▶ Entries provided

####

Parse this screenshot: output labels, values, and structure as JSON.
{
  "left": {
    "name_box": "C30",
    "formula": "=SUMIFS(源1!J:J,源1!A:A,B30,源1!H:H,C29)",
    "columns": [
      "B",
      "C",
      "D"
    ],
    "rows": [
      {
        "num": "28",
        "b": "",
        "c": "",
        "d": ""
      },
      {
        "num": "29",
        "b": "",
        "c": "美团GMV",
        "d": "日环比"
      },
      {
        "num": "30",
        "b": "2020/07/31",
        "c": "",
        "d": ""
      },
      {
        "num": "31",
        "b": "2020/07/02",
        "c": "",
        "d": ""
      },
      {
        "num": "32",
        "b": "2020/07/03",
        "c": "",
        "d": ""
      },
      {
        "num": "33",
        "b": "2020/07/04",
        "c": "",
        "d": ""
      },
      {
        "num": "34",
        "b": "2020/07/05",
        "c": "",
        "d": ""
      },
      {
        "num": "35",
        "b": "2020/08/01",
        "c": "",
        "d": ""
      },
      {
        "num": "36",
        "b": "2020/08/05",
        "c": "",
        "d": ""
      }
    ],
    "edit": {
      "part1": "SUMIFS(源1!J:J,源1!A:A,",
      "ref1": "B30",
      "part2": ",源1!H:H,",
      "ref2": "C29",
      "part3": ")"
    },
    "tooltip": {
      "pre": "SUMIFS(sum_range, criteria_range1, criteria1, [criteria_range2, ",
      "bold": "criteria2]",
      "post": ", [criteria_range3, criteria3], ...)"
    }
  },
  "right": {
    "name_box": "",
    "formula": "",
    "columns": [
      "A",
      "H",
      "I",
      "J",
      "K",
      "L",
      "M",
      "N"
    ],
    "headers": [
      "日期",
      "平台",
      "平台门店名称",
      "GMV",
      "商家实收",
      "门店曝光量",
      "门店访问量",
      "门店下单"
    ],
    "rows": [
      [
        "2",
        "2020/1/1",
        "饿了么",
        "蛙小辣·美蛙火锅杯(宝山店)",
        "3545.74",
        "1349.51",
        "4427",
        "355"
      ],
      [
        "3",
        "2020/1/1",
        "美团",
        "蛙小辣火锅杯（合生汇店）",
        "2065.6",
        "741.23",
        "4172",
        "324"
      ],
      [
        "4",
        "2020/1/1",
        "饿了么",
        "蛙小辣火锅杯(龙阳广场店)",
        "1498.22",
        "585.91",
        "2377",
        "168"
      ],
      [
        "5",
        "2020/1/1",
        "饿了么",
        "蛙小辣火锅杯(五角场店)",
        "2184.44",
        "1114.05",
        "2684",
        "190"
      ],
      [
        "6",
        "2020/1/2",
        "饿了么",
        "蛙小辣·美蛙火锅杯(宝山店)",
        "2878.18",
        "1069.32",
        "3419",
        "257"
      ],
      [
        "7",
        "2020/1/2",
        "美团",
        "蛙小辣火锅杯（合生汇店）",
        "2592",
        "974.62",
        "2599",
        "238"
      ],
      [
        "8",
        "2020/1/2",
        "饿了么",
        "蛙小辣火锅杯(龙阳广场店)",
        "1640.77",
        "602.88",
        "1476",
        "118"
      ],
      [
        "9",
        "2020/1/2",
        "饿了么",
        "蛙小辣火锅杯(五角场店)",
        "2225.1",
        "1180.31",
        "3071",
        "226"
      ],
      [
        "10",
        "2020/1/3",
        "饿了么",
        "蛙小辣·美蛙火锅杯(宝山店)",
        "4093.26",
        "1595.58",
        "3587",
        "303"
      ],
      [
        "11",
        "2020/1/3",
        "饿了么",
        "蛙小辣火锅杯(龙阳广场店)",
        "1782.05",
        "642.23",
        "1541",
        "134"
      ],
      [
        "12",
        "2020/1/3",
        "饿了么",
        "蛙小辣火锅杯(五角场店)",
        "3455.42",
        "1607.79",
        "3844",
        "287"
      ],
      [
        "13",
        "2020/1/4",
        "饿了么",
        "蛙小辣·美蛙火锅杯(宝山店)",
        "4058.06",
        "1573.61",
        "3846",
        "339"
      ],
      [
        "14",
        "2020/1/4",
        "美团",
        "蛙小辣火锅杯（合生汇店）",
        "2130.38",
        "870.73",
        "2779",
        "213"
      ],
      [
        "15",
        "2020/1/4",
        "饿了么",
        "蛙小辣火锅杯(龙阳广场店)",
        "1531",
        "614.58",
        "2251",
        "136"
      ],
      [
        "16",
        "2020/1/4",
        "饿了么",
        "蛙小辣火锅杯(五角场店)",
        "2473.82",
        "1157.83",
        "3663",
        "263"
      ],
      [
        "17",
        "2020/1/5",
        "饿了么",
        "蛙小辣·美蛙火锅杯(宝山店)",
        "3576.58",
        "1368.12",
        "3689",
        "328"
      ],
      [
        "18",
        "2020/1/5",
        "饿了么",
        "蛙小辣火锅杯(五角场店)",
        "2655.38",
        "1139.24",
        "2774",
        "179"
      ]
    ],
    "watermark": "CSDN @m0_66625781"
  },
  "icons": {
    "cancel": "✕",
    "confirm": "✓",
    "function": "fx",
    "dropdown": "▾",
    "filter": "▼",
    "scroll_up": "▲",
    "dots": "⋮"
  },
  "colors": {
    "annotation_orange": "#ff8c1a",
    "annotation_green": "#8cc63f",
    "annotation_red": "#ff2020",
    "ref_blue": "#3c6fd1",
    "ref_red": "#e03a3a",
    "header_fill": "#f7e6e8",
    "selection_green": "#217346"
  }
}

####

Every record should be given again exactly.

Parse this screenshot: output labels, values, and structure as JSON.
{
  "left": {
    "name_box": "C30",
    "formula": "=SUMIFS(源1!J:J,源1!A:A,B30,源1!H:H,C29)",
    "columns": [
      "B",
      "C",
      "D"
    ],
    "rows": [
      {
        "num": "28",
        "b": "",
        "c": "",
        "d": ""
      },
      {
        "num": "29",
        "b": "",
        "c": "美团GMV",
        "d": "日环比"
      },
      {
        "num": "30",
        "b": "2020/07/31",
        "c": "",
        "d": ""
      },
      {
        "num": "31",
        "b": "2020/07/02",
        "c": "",
        "d": ""
      },
      {
        "num": "32",
        "b": "2020/07/03",
        "c": "",
        "d": ""
      },
      {
        "num": "33",
        "b": "2020/07/04",
        "c": "",
        "d": ""
      },
      {
        "num": "34",
        "b": "2020/07/05",
        "c": "",
        "d": ""
      },
      {
        "num": "35",
        "b": "2020/08/01",
        "c": "",
        "d": ""
      },
      {
        "num": "36",
        "b": "2020/08/05",
        "c": "",
        "d": ""
      }
    ],
    "edit": {
      "part1": "SUMIFS(源1!J:J,源1!A:A,",
      "ref1": "B30",
      "part2": ",源1!H:H,",
      "ref2": "C29",
      "part3": ")"
    },
    "tooltip": {
      "pre": "SUMIFS(sum_range, criteria_range1, criteria1, [criteria_range2, ",
      "bold": "criteria2]",
      "post": ", [criteria_range3, criteria3], ...)"
    }
  },
  "right": {
    "name_box": "",
    "formula": "",
    "columns": [
      "A",
      "H",
      "I",
      "J",
      "K",
      "L",
      "M",
      "N"
    ],
    "headers": [
      "日期",
      "平台",
      "平台门店名称",
      "GMV",
      "商家实收",
      "门店曝光量",
      "门店访问量",
      "门店下单"
    ],
    "rows": [
      [
        "2",
        "2020/1/1",
        "饿了么",
        "蛙小辣·美蛙火锅杯(宝山店)",
        "3545.74",
        "1349.51",
        "4427",
        "355"
      ],
      [
        "3",
        "2020/1/1",
        "美团",
        "蛙小辣火锅杯（合生汇店）",
        "2065.6",
        "741.23",
        "4172",
        "324"
      ],
      [
        "4",
        "2020/1/1",
        "饿了么",
        "蛙小辣火锅杯(龙阳广场店)",
        "1498.22",
        "585.91",
        "2377",
        "168"
      ],
      [
        "5",
        "2020/1/1",
        "饿了么",
        "蛙小辣火锅杯(五角场店)",
        "2184.44",
        "1114.05",
        "2684",
        "190"
      ],
      [
        "6",
        "2020/1/2",
        "饿了么",
        "蛙小辣·美蛙火锅杯(宝山店)",
        "2878.18",
        "1069.32",
        "3419",
        "257"
      ],
      [
        "7",
        "2020/1/2",
        "美团",
        "蛙小辣火锅杯（合生汇店）",
        "2592",
        "974.62",
        "2599",
        "238"
      ],
      [
        "8",
        "2020/1/2",
        "饿了么",
        "蛙小辣火锅杯(龙阳广场店)",
        "1640.77",
        "602.88",
        "1476",
        "118"
      ],
      [
        "9",
        "2020/1/2",
        "饿了么",
        "蛙小辣火锅杯(五角场店)",
        "2225.1",
        "1180.31",
        "3071",
        "226"
      ],
      [
        "10",
        "2020/1/3",
        "饿了么",
        "蛙小辣·美蛙火锅杯(宝山店)",
        "4093.26",
        "1595.58",
        "3587",
        "303"
      ],
      [
        "11",
        "2020/1/3",
        "饿了么",
        "蛙小辣火锅杯(龙阳广场店)",
        "1782.05",
        "642.23",
        "1541",
        "134"
      ],
      [
        "12",
        "2020/1/3",
        "饿了么",
        "蛙小辣火锅杯(五角场店)",
        "3455.42",
        "1607.79",
        "3844",
        "287"
      ],
      [
        "13",
        "2020/1/4",
        "饿了么",
        "蛙小辣·美蛙火锅杯(宝山店)",
        "4058.06",
        "1573.61",
        "3846",
        "339"
      ],
      [
        "14",
        "2020/1/4",
        "美团",
        "蛙小辣火锅杯（合生汇店）",
        "2130.38",
        "870.73",
        "2779",
        "213"
      ],
      [
        "15",
        "2020/1/4",
        "饿了么",
        "蛙小辣火锅杯(龙阳广场店)",
        "1531",
        "614.58",
        "2251",
        "136"
      ],
      [
        "16",
        "2020/1/4",
        "饿了么",
        "蛙小辣火锅杯(五角场店)",
        "2473.82",
        "1157.83",
        "3663",
        "263"
      ],
      [
        "17",
        "2020/1/5",
        "饿了么",
        "蛙小辣·美蛙火锅杯(宝山店)",
        "3576.58",
        "1368.12",
        "3689",
        "328"
      ],
      [
        "18",
        "2020/1/5",
        "饿了么",
        "蛙小辣火锅杯(五角场店)",
        "2655.38",
        "1139.24",
        "2774",
        "179"
      ]
    ],
    "watermark": "CSDN @m0_66625781"
  },
  "icons": {
    "cancel": "✕",
    "confirm": "✓",
    "function": "fx",
    "dropdown": "▾",
    "filter": "▼",
    "scroll_up": "▲",
    "dots": "⋮"
  },
  "colors": {
    "annotation_orange": "#ff8c1a",
    "annotation_green": "#8cc63f",
    "annotation_red": "#ff2020",
    "ref_blue": "#3c6fd1",
    "ref_red": "#e03a3a",
    "header_fill": "#f7e6e8",
    "selection_green": "#217346"
  }
}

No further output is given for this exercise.